Request: In full and without alteration, give the listing again.

--- begin Records shown ---

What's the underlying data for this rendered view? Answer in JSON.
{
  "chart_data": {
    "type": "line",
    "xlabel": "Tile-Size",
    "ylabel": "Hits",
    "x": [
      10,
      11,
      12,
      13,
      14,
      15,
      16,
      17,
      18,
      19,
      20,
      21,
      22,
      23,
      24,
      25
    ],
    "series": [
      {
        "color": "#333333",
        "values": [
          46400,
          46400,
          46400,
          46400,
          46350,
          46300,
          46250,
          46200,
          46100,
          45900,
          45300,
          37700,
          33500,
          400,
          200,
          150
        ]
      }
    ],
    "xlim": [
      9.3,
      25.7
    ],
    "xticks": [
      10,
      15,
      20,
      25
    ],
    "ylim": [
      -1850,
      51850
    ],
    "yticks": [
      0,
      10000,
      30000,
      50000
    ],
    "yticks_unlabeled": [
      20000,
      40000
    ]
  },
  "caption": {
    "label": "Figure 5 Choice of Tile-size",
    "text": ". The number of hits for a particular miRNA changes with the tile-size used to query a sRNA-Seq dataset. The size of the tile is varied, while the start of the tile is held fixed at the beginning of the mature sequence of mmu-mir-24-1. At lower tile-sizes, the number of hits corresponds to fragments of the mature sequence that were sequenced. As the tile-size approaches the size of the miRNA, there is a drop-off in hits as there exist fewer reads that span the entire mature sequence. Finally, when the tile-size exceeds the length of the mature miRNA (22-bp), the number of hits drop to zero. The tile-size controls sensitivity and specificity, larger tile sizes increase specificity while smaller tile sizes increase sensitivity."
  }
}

--- end Records shown ---

Result of this exercise:
What's the underlying data for this rendered view? Answer in JSON.
{
  "chart_data": {
    "type": "line",
    "xlabel": "Tile-Size",
    "ylabel": "Hits",
    "x": [
      10,
      11,
      12,
      13,
      14,
      15,
      16,
      17,
      18,
      19,
      20,
      21,
      22,
      23,
      24,
      25
    ],
    "series": [
      {
        "color": "#333333",
        "values": [
          46400,
          46400,
          46400,
          46400,
          46350,
          46300,
          46250,
          46200,
          46100,
          45900,
          45300,
          37700,
          33500,
          400,
          200,
          150
        ]
      }
    ],
    "xlim": [
      9.3,
      25.7
    ],
    "xticks": [
      10,
      15,
      20,
      25
    ],
    "ylim": [
      -1850,
      51850
    ],
    "yticks": [
      0,
      10000,
      30000,
      50000
    ],
    "yticks_unlabeled": [
      20000,
      40000
    ]
  },
  "caption": {
    "label": "Figure 5 Choice of Tile-size",
    "text": ". The number of hits for a particular miRNA changes with the tile-size used to query a sRNA-Seq dataset. The size of the tile is varied, while the start of the tile is held fixed at the beginning of the mature sequence of mmu-mir-24-1. At lower tile-sizes, the number of hits corresponds to fragments of the mature sequence that were sequenced. As the tile-size approaches the size of the miRNA, there is a drop-off in hits as there exist fewer reads that span the entire mature sequence. Finally, when the tile-size exceeds the length of the mature miRNA (22-bp), the number of hits drop to zero. The tile-size controls sensitivity and specificity, larger tile sizes increase specificity while smaller tile sizes increase sensitivity."
  }
}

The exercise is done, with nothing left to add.